■ **Aim**: Copy out every line that contains the word "dokumentu".

Recorded data
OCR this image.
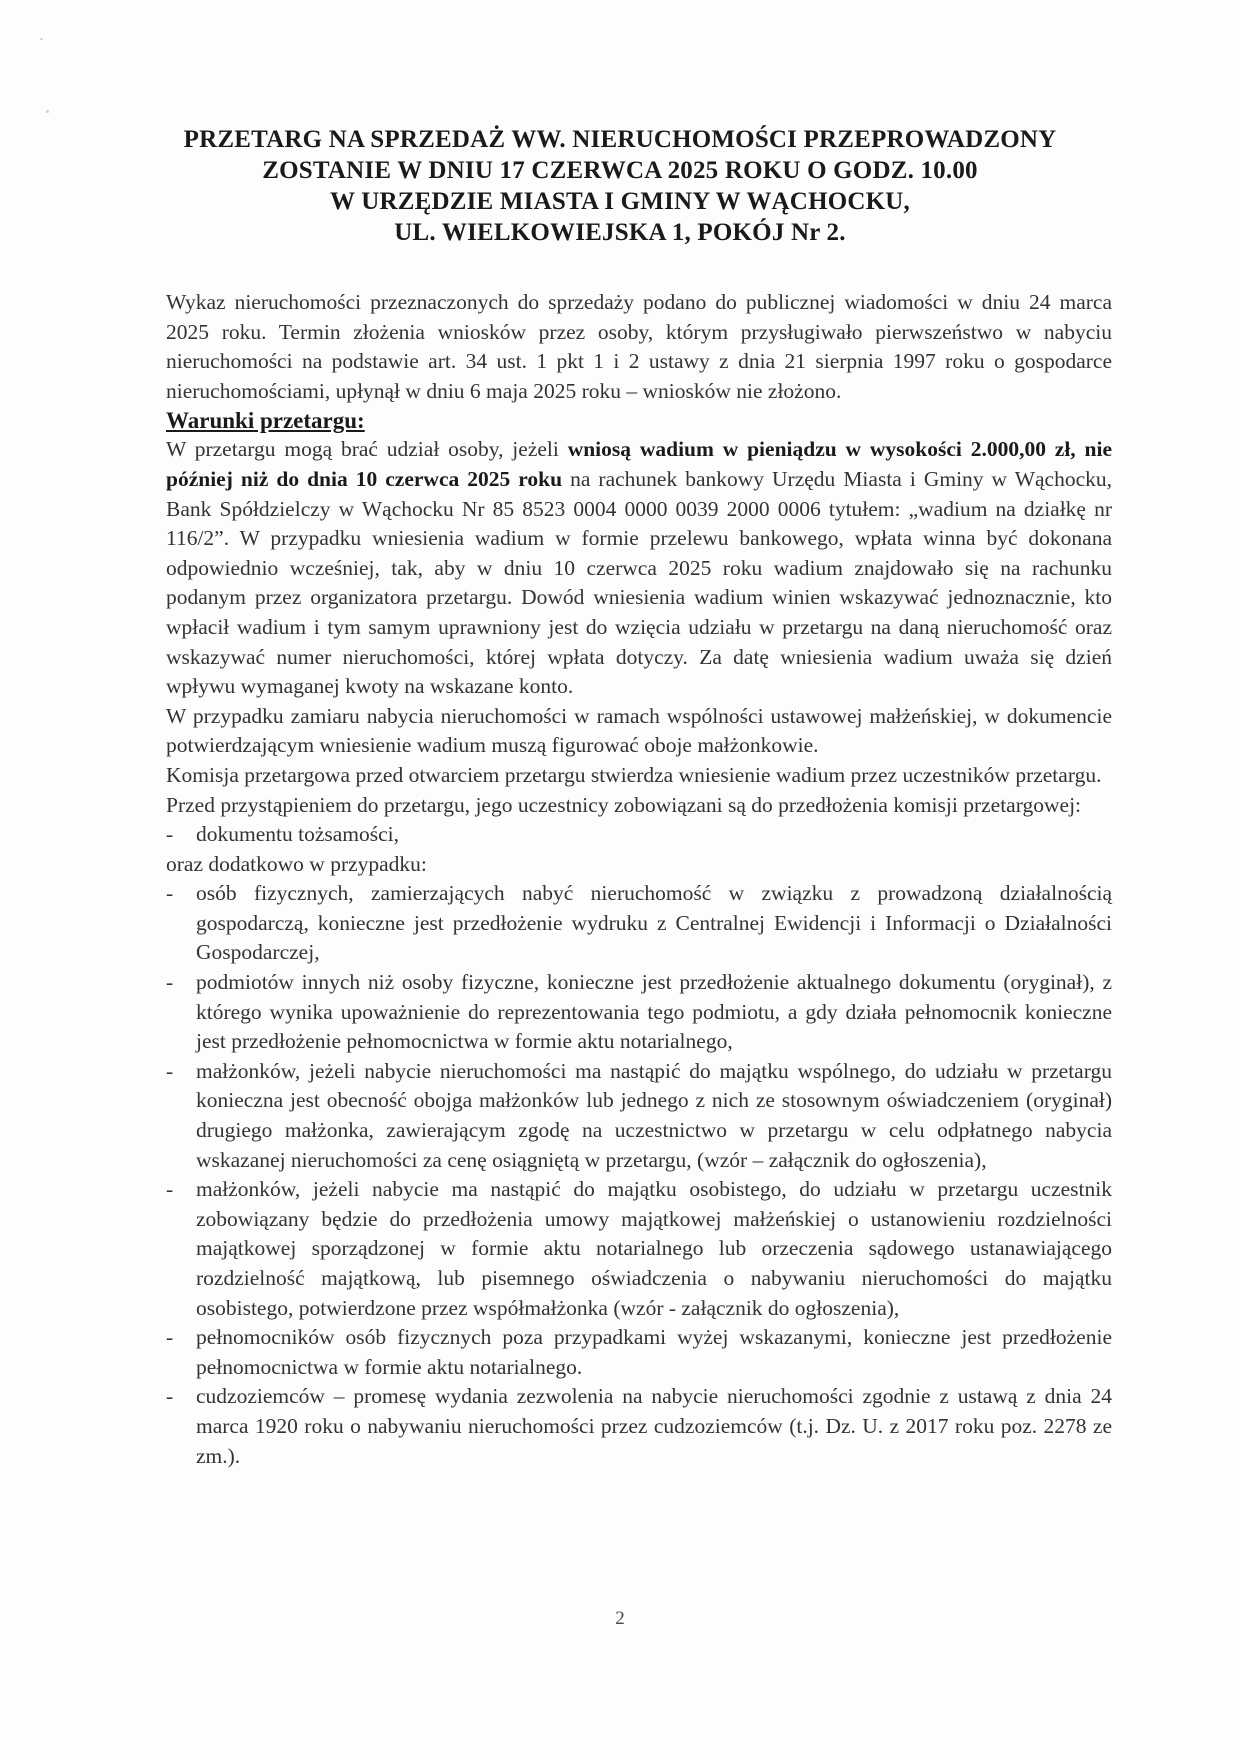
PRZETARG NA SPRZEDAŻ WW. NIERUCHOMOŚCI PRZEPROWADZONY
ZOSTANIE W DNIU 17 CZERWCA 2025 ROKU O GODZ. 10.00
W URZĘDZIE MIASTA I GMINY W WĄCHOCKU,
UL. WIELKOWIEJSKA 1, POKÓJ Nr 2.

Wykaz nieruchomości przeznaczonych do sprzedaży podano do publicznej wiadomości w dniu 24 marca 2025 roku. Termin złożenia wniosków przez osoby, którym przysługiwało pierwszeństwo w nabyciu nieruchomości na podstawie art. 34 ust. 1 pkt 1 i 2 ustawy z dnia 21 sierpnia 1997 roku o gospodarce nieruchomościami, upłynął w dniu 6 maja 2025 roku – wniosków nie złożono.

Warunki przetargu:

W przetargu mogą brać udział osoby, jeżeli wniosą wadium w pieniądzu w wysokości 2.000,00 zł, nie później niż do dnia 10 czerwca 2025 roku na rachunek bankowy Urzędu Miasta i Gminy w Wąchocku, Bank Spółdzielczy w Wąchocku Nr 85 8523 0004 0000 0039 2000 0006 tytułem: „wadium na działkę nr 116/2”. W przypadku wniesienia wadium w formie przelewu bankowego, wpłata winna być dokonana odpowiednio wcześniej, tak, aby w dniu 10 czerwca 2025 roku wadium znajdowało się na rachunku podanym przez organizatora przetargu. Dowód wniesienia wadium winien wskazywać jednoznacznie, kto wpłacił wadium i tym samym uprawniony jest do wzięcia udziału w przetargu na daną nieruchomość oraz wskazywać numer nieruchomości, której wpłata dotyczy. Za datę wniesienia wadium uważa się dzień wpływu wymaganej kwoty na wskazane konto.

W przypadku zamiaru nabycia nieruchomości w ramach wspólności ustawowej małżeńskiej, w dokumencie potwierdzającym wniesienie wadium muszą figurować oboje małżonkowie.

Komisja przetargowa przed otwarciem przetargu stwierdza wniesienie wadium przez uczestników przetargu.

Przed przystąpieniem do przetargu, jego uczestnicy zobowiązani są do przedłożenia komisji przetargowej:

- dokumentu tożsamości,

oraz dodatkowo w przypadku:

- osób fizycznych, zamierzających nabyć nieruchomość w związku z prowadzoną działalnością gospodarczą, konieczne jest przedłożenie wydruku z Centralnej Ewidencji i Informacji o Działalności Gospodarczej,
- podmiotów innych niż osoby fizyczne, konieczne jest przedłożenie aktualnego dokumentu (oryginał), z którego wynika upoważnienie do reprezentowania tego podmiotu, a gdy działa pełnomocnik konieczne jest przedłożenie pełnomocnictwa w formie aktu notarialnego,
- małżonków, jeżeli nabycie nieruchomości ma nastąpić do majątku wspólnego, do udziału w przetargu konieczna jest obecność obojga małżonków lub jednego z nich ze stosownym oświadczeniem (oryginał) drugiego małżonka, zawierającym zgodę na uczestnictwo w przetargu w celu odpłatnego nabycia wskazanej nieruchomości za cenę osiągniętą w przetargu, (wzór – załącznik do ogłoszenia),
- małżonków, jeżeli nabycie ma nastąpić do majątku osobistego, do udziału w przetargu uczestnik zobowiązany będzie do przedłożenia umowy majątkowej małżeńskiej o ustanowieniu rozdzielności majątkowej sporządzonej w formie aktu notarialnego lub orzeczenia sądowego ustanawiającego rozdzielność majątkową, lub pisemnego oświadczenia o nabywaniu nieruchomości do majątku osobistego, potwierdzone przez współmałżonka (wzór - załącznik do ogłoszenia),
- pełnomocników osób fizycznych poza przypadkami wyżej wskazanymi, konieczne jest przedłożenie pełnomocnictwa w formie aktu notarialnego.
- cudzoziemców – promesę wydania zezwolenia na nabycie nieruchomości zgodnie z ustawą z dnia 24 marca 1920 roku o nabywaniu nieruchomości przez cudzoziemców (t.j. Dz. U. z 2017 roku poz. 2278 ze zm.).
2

■ **Output**:
- dokumentu tożsamości,
- podmiotów innych niż osoby fizyczne, konieczne jest przedłożenie aktualnego dokumentu (oryginał), z którego wynika upoważnienie do reprezentowania tego podmiotu, a gdy działa pełnomocnik konieczne jest przedłożenie pełnomocnictwa w formie aktu notarialnego,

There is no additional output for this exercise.